__GIVEN PROBLEM 1__:
Answer these questions about the BELLA safety system text:
(a) Which company designed and implemented BELLA's personnel protection system?
(b) How many access doors does BELLA have?
(c) How many Siemens touchscreen HMIs are located in the rooms?
__GIVEN PROBLEM 2__: In the records, start at the first line and end with the line containing "candle: [651, 137, 660, 167]". Write those lines out again, swapping "volume-bar" for "volume-column" and keeping everything else the same.

__TEXT EXCERPT__:
--------------------------------

Generating that level of light makes personal protection extremely important. Laser light exposure could obviously be extremely dangerous. Radiation created by the system, which was developed with help from the French manufacturer Thales, is equally dangerous.

Berkeley Lab experts also turned to outside experts for safety. BELLA’s personnel protection system (PPS) was designed and implemented by Deterministic Systems (DSi) of Walnut Creek, California.

Not surprisingly, that was a safe selection. DSi has a proven track record at the facility in Berkeley, California. DSi implemented a Siemens S7-319F-based radiation personnel protection system in what’s known as Cave A.

That system prevented access to the room when harmful radiation could be generated. It also disabled the source of radiation when the room had not been checked for the absence of people or some failure of the system allowed it to be accessed.

Building upon proven safety technology provides many benefits. One important factor is that personnel already know how to operate and maintain the system. Another is that it’s fairly straightforward to implement.

Bella_automation equipment“The ability to send safety information and control from one room to another using only Ethernet and a set of power wires made the design clean and easily modifiable during the design phase,” says David Di Giorgio, DSi’s lead engineer on the Cave A and BELLA projects. “In the future, this will also allow LBNL to modify the system to continue to fulfill their needs as the needs of the experiments change.”

Control and monitoring of BELLA’s safety system is achieved with a single Siemens S7-319F safety PLC and four remote safety IO racks located in panels residing in the four rooms that comprise BELLA.

Four Siemens touchscreen HMIs are located in the rooms to allow staff to control and monitor the system. One HMI is used for radiation control, functions similarly to the one HMI used for Cave A’s radiation control. The remaining three HMIs are located in the three rooms that comprise BELLA’s three laser safety zones.

Each HMI allows a user to monitor the entire system but, for safety’s sake, only allows the user to control devices located in the laser safety zone the HMI is located in. Indicators on the HMI show the status of all the safety devices in the system. They show not only if the device is on or off, but if it has failed electrically. Separate local and global active alarm lists of both custom safety alarms and automatically generated alarms indicate where the problem is in the system. Global and local alarm logs allow users to not only view the history of alarms but allow notes about major mode changes in the system to be recorded for evaluation.

Although all 4 HMIs function differently, many features are the same on all of them. All four were all coded with a single program that simply requires a different integer to be set before downloading the program to identify which HMI it is and have all the buttons respond accordingly.

The Cave A system was greatly revamped to accommodate the great increase in the number of devices controlled for BELLA as well as a wider variety of devices. BELLA has 14 access doors used to keep people out of areas that they can’t safely enter. Thirteen of these doors are used for laser safety.

--------------------------------

__DATA PROVIDED__:
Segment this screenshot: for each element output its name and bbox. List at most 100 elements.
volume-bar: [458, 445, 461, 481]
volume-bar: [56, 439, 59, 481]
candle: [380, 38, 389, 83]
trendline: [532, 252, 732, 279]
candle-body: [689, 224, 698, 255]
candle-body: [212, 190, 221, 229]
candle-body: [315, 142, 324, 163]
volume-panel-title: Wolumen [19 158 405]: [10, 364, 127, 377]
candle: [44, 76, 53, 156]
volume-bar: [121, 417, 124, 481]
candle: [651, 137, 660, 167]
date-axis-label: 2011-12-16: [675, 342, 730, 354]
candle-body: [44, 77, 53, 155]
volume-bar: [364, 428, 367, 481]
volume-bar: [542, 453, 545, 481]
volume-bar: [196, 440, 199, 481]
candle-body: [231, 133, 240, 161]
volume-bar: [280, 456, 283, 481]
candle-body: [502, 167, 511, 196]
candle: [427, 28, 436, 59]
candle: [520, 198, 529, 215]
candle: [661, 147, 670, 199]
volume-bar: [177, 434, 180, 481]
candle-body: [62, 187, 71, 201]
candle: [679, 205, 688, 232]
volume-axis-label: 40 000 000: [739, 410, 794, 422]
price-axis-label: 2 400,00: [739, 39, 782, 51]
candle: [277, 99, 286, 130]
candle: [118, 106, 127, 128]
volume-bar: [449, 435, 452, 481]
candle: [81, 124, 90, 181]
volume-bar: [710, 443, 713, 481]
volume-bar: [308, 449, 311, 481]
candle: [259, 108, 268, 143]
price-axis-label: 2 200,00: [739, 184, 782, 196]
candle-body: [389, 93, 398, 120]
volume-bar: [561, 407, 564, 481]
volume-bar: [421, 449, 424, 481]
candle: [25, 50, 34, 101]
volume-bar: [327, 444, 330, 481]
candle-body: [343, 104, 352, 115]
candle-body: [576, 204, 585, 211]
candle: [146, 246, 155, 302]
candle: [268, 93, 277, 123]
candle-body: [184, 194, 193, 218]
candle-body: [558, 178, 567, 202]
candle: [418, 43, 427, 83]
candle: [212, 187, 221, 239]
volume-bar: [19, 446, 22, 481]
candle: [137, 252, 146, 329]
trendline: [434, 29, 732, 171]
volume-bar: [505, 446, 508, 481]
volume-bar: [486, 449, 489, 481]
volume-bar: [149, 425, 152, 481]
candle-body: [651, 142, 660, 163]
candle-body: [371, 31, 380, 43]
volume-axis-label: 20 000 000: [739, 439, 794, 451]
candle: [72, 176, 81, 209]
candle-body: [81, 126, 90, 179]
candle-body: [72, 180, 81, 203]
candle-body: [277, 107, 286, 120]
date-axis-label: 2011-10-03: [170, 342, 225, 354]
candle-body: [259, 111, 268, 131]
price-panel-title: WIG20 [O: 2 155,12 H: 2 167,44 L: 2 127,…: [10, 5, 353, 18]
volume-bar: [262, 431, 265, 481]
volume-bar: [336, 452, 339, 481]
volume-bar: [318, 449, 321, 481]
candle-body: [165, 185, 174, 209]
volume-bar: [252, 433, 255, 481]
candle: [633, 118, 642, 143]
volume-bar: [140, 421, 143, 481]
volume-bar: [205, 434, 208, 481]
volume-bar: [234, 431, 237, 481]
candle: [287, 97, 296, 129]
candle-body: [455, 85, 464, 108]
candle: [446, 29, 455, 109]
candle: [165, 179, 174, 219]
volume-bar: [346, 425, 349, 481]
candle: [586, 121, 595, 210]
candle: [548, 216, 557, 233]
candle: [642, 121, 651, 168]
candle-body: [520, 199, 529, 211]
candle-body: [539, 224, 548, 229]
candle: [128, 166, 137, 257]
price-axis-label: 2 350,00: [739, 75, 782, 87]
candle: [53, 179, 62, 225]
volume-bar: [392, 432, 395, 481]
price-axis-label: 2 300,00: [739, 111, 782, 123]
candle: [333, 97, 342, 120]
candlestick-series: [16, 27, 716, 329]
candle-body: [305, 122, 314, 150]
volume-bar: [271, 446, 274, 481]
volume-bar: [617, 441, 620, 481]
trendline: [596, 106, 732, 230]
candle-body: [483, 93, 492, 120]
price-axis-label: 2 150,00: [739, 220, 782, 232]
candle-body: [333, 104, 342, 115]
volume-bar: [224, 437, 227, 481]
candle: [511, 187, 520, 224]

--------------------------------

__TASK ANSWER 1__:
(a) Deterministic Systems (DSi) of Walnut Creek, California
(b) 14
(c) Four

__TASK ANSWER 2__:
Segment this screenshot: for each element output its name and bbox. List at most 100 elements.
volume-column: [458, 445, 461, 481]
volume-column: [56, 439, 59, 481]
candle: [380, 38, 389, 83]
trendline: [532, 252, 732, 279]
candle-body: [689, 224, 698, 255]
candle-body: [212, 190, 221, 229]
candle-body: [315, 142, 324, 163]
volume-panel-title: Wolumen [19 158 405]: [10, 364, 127, 377]
candle: [44, 76, 53, 156]
volume-column: [121, 417, 124, 481]
candle: [651, 137, 660, 167]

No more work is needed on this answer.